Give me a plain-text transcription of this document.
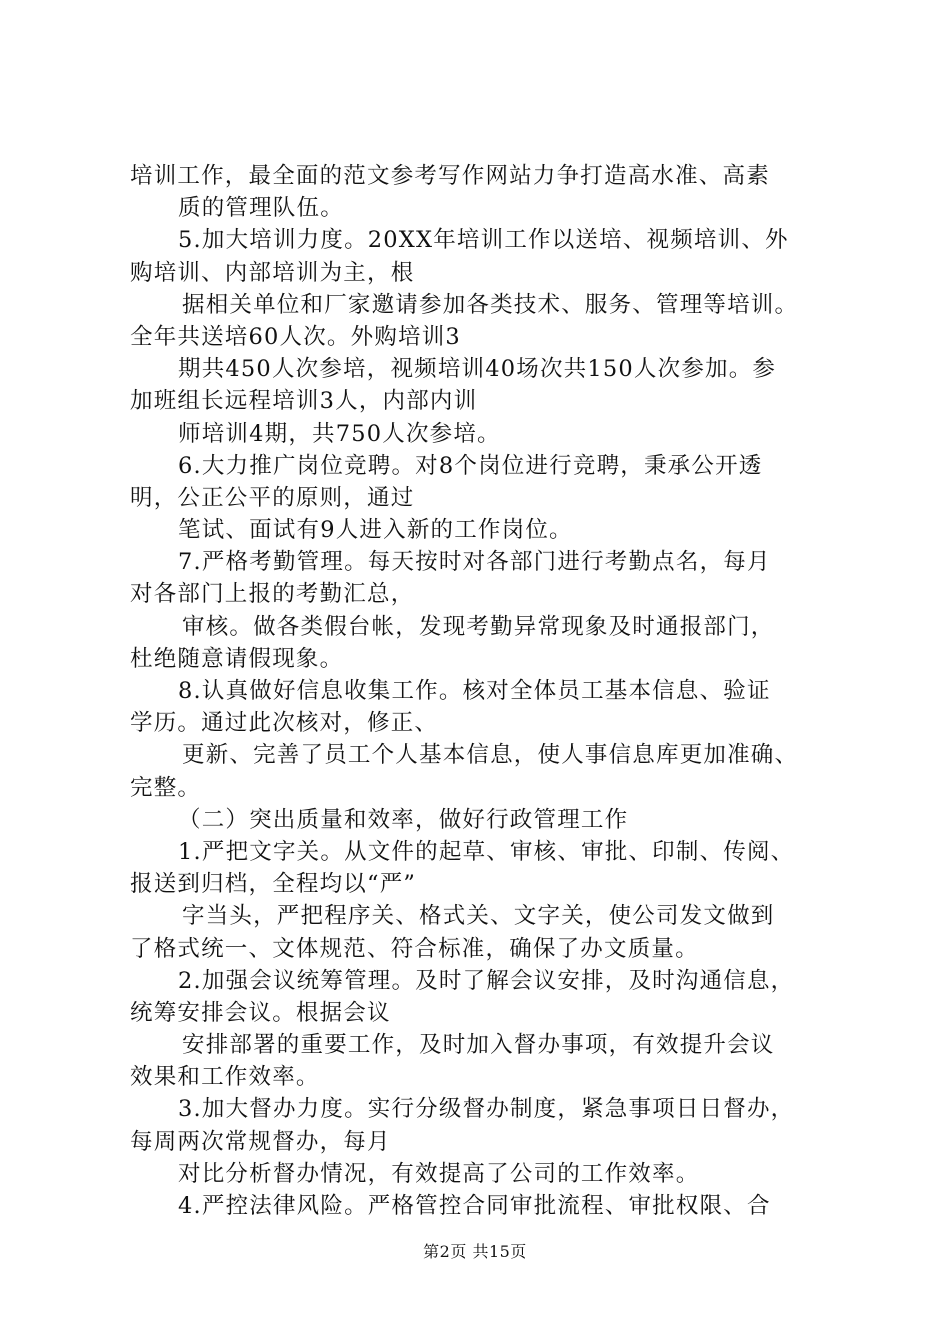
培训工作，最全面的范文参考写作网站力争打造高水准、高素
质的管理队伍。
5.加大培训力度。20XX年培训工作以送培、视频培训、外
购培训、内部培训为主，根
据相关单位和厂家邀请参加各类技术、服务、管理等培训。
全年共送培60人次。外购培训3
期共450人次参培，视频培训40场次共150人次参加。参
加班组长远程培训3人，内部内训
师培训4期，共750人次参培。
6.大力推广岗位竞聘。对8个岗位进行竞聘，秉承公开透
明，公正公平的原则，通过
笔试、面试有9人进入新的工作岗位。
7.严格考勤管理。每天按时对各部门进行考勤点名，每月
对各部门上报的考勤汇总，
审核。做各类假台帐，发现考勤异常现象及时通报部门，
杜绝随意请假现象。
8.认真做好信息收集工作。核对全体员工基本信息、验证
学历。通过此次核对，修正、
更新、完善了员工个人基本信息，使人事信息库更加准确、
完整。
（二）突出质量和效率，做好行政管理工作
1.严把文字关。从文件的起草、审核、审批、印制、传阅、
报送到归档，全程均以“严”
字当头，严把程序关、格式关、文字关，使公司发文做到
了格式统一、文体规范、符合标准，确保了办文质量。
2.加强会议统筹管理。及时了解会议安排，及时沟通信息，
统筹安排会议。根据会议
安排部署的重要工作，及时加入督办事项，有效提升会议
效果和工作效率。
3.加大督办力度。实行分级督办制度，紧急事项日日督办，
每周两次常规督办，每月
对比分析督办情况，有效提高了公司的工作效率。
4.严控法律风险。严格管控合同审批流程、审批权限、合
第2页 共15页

--*--

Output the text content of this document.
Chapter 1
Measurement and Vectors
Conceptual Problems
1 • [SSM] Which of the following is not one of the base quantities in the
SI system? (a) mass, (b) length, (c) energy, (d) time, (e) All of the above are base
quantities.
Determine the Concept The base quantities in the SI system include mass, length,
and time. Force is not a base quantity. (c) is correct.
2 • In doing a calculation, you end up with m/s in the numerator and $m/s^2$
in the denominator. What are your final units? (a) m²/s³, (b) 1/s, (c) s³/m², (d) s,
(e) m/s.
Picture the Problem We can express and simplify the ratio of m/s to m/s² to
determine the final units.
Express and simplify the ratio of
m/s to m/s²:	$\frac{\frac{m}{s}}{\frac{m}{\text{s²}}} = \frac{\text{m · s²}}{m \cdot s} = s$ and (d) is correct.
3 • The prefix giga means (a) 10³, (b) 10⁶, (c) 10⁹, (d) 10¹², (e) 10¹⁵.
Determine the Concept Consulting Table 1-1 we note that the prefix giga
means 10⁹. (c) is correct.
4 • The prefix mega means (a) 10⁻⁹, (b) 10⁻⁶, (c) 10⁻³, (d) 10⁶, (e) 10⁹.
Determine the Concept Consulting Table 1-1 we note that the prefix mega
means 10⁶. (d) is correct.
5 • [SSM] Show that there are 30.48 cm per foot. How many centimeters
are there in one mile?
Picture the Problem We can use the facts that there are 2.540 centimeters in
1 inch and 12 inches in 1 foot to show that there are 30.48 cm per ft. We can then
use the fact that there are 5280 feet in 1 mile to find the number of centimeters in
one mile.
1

--*--

▶ [Task description]
Among the entries, how many lines include the word "quantities"? Answer with a single number and nothing further.

▶ [Task output]
3